━━ Data records

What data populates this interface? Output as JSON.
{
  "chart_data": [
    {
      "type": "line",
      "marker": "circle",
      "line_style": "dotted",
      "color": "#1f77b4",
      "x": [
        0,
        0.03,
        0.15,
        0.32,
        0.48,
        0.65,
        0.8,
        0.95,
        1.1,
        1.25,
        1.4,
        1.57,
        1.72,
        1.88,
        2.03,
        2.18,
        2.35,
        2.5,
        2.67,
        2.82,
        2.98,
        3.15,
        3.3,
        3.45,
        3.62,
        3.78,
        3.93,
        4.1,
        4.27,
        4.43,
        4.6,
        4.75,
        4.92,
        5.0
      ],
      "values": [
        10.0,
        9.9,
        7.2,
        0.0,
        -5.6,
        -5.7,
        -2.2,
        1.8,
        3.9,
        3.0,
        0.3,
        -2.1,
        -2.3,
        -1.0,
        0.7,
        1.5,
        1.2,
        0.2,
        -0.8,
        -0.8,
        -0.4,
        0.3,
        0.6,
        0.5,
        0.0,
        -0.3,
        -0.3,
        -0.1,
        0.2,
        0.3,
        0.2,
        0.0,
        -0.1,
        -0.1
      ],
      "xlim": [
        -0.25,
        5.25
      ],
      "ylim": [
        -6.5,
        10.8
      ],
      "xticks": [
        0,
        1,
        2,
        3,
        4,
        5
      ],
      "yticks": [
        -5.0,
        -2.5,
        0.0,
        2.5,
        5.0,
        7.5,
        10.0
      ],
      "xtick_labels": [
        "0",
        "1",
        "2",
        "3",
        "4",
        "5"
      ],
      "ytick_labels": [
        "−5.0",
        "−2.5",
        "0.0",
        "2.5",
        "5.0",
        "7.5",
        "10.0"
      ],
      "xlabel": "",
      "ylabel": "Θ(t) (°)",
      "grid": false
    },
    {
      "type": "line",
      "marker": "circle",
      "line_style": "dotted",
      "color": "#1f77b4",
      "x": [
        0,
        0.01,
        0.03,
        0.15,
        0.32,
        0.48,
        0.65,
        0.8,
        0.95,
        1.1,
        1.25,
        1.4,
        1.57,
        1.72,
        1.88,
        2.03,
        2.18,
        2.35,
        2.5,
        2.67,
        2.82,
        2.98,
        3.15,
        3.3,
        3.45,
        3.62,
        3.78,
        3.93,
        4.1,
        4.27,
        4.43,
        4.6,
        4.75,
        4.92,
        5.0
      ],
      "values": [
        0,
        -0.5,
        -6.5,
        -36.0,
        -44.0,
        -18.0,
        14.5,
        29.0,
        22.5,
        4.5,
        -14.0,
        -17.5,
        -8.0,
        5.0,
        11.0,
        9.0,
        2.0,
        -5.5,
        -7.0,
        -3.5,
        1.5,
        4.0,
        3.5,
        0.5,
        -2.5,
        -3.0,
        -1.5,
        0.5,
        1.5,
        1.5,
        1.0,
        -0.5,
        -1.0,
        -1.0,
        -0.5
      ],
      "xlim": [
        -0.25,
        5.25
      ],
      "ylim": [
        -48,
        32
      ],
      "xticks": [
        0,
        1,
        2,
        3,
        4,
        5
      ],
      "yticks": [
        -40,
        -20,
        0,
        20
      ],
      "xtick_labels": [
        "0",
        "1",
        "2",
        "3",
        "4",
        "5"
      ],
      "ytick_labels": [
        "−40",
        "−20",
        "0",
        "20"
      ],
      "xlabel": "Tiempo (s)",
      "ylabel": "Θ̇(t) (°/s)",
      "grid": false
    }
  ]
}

━━━━

[Exercise prompt] Repeat the material word for word, in full.

[Written solution]
What data populates this interface? Output as JSON.
{
  "chart_data": [
    {
      "type": "line",
      "marker": "circle",
      "line_style": "dotted",
      "color": "#1f77b4",
      "x": [
        0,
        0.03,
        0.15,
        0.32,
        0.48,
        0.65,
        0.8,
        0.95,
        1.1,
        1.25,
        1.4,
        1.57,
        1.72,
        1.88,
        2.03,
        2.18,
        2.35,
        2.5,
        2.67,
        2.82,
        2.98,
        3.15,
        3.3,
        3.45,
        3.62,
        3.78,
        3.93,
        4.1,
        4.27,
        4.43,
        4.6,
        4.75,
        4.92,
        5.0
      ],
      "values": [
        10.0,
        9.9,
        7.2,
        0.0,
        -5.6,
        -5.7,
        -2.2,
        1.8,
        3.9,
        3.0,
        0.3,
        -2.1,
        -2.3,
        -1.0,
        0.7,
        1.5,
        1.2,
        0.2,
        -0.8,
        -0.8,
        -0.4,
        0.3,
        0.6,
        0.5,
        0.0,
        -0.3,
        -0.3,
        -0.1,
        0.2,
        0.3,
        0.2,
        0.0,
        -0.1,
        -0.1
      ],
      "xlim": [
        -0.25,
        5.25
      ],
      "ylim": [
        -6.5,
        10.8
      ],
      "xticks": [
        0,
        1,
        2,
        3,
        4,
        5
      ],
      "yticks": [
        -5.0,
        -2.5,
        0.0,
        2.5,
        5.0,
        7.5,
        10.0
      ],
      "xtick_labels": [
        "0",
        "1",
        "2",
        "3",
        "4",
        "5"
      ],
      "ytick_labels": [
        "−5.0",
        "−2.5",
        "0.0",
        "2.5",
        "5.0",
        "7.5",
        "10.0"
      ],
      "xlabel": "",
      "ylabel": "Θ(t) (°)",
      "grid": false
    },
    {
      "type": "line",
      "marker": "circle",
      "line_style": "dotted",
      "color": "#1f77b4",
      "x": [
        0,
        0.01,
        0.03,
        0.15,
        0.32,
        0.48,
        0.65,
        0.8,
        0.95,
        1.1,
        1.25,
        1.4,
        1.57,
        1.72,
        1.88,
        2.03,
        2.18,
        2.35,
        2.5,
        2.67,
        2.82,
        2.98,
        3.15,
        3.3,
        3.45,
        3.62,
        3.78,
        3.93,
        4.1,
        4.27,
        4.43,
        4.6,
        4.75,
        4.92,
        5.0
      ],
      "values": [
        0,
        -0.5,
        -6.5,
        -36.0,
        -44.0,
        -18.0,
        14.5,
        29.0,
        22.5,
        4.5,
        -14.0,
        -17.5,
        -8.0,
        5.0,
        11.0,
        9.0,
        2.0,
        -5.5,
        -7.0,
        -3.5,
        1.5,
        4.0,
        3.5,
        0.5,
        -2.5,
        -3.0,
        -1.5,
        0.5,
        1.5,
        1.5,
        1.0,
        -0.5,
        -1.0,
        -1.0,
        -0.5
      ],
      "xlim": [
        -0.25,
        5.25
      ],
      "ylim": [
        -48,
        32
      ],
      "xticks": [
        0,
        1,
        2,
        3,
        4,
        5
      ],
      "yticks": [
        -40,
        -20,
        0,
        20
      ],
      "xtick_labels": [
        "0",
        "1",
        "2",
        "3",
        "4",
        "5"
      ],
      "ytick_labels": [
        "−40",
        "−20",
        "0",
        "20"
      ],
      "xlabel": "Tiempo (s)",
      "ylabel": "Θ̇(t) (°/s)",
      "grid": false
    }
  ]
}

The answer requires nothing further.